Required task: Below is a block of records; return all of them exactly, but without the images.

(Recorded data)
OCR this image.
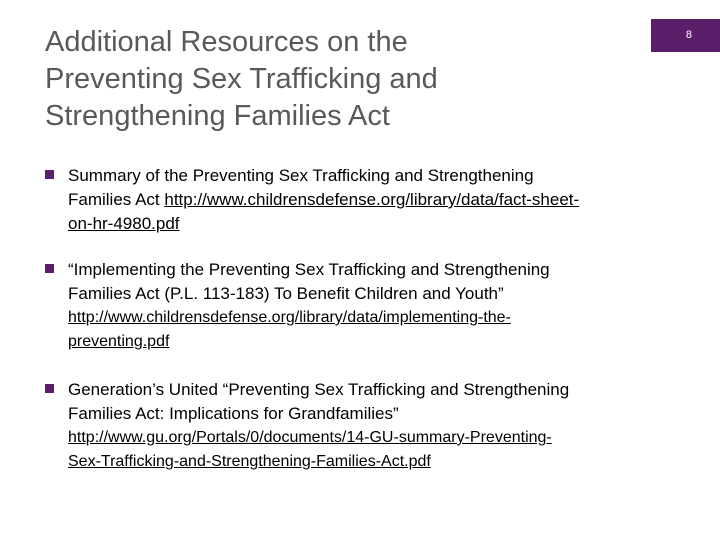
Additional Resources on the
Preventing Sex Trafficking and
Strengthening Families Act
8
Summary of the Preventing Sex Trafficking and Strengthening
Families Act http://www.childrensdefense.org/library/data/fact-sheet-
on-hr-4980.pdf
“Implementing the Preventing Sex Trafficking and Strengthening
Families Act (P.L. 113-183) To Benefit Children and Youth”
http://www.childrensdefense.org/library/data/implementing-the-
preventing.pdf
Generation’s United “Preventing Sex Trafficking and Strengthening
Families Act: Implications for Grandfamilies”
http://www.gu.org/Portals/0/documents/14-GU-summary-Preventing-
Sex-Trafficking-and-Strengthening-Families-Act.pdf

Response to the exercise:
OCR this image.
Additional Resources on the
Preventing Sex Trafficking and
Strengthening Families Act
8
Summary of the Preventing Sex Trafficking and Strengthening
Families Act http://www.childrensdefense.org/library/data/fact-sheet-
on-hr-4980.pdf
“Implementing the Preventing Sex Trafficking and Strengthening
Families Act (P.L. 113-183) To Benefit Children and Youth”
http://www.childrensdefense.org/library/data/implementing-the-
preventing.pdf
Generation’s United “Preventing Sex Trafficking and Strengthening
Families Act: Implications for Grandfamilies”
http://www.gu.org/Portals/0/documents/14-GU-summary-Preventing-
Sex-Trafficking-and-Strengthening-Families-Act.pdf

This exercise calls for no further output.